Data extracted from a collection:

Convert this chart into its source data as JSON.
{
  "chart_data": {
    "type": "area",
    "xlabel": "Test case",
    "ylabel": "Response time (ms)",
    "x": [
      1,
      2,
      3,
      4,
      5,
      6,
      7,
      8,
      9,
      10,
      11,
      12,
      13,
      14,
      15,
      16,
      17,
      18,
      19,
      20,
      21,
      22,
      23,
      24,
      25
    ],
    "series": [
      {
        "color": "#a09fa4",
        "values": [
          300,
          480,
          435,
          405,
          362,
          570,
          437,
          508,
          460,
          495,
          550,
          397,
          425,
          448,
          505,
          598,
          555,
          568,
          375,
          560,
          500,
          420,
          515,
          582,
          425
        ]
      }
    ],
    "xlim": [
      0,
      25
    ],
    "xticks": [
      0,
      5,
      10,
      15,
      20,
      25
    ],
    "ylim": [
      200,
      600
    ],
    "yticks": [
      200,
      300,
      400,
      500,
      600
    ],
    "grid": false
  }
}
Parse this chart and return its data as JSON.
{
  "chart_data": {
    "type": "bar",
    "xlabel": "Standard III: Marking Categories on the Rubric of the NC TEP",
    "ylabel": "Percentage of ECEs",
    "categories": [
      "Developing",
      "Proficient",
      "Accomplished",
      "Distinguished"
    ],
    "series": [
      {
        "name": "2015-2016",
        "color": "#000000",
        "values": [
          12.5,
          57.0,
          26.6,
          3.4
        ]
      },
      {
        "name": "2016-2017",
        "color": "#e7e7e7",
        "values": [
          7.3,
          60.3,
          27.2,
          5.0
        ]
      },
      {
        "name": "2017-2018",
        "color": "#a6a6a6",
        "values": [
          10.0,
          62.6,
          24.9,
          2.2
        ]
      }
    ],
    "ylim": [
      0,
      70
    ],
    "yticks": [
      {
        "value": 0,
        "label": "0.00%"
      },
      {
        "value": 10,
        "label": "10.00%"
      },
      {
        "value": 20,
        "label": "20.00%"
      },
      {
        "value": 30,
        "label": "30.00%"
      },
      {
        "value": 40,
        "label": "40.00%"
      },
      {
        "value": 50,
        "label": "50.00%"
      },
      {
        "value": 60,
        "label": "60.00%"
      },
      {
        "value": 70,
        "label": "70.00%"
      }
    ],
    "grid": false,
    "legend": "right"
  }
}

▸ **To do**: Every entry should be printed again exactly as it stands.

▸ **Output of the task**:
Convert this chart into its source data as JSON.
{
  "chart_data": {
    "type": "area",
    "xlabel": "Test case",
    "ylabel": "Response time (ms)",
    "x": [
      1,
      2,
      3,
      4,
      5,
      6,
      7,
      8,
      9,
      10,
      11,
      12,
      13,
      14,
      15,
      16,
      17,
      18,
      19,
      20,
      21,
      22,
      23,
      24,
      25
    ],
    "series": [
      {
        "color": "#a09fa4",
        "values": [
          300,
          480,
          435,
          405,
          362,
          570,
          437,
          508,
          460,
          495,
          550,
          397,
          425,
          448,
          505,
          598,
          555,
          568,
          375,
          560,
          500,
          420,
          515,
          582,
          425
        ]
      }
    ],
    "xlim": [
      0,
      25
    ],
    "xticks": [
      0,
      5,
      10,
      15,
      20,
      25
    ],
    "ylim": [
      200,
      600
    ],
    "yticks": [
      200,
      300,
      400,
      500,
      600
    ],
    "grid": false
  }
}
Parse this chart and return its data as JSON.
{
  "chart_data": {
    "type": "bar",
    "xlabel": "Standard III: Marking Categories on the Rubric of the NC TEP",
    "ylabel": "Percentage of ECEs",
    "categories": [
      "Developing",
      "Proficient",
      "Accomplished",
      "Distinguished"
    ],
    "series": [
      {
        "name": "2015-2016",
        "color": "#000000",
        "values": [
          12.5,
          57.0,
          26.6,
          3.4
        ]
      },
      {
        "name": "2016-2017",
        "color": "#e7e7e7",
        "values": [
          7.3,
          60.3,
          27.2,
          5.0
        ]
      },
      {
        "name": "2017-2018",
        "color": "#a6a6a6",
        "values": [
          10.0,
          62.6,
          24.9,
          2.2
        ]
      }
    ],
    "ylim": [
      0,
      70
    ],
    "yticks": [
      {
        "value": 0,
        "label": "0.00%"
      },
      {
        "value": 10,
        "label": "10.00%"
      },
      {
        "value": 20,
        "label": "20.00%"
      },
      {
        "value": 30,
        "label": "30.00%"
      },
      {
        "value": 40,
        "label": "40.00%"
      },
      {
        "value": 50,
        "label": "50.00%"
      },
      {
        "value": 60,
        "label": "60.00%"
      },
      {
        "value": 70,
        "label": "70.00%"
      }
    ],
    "grid": false,
    "legend": "right"
  }
}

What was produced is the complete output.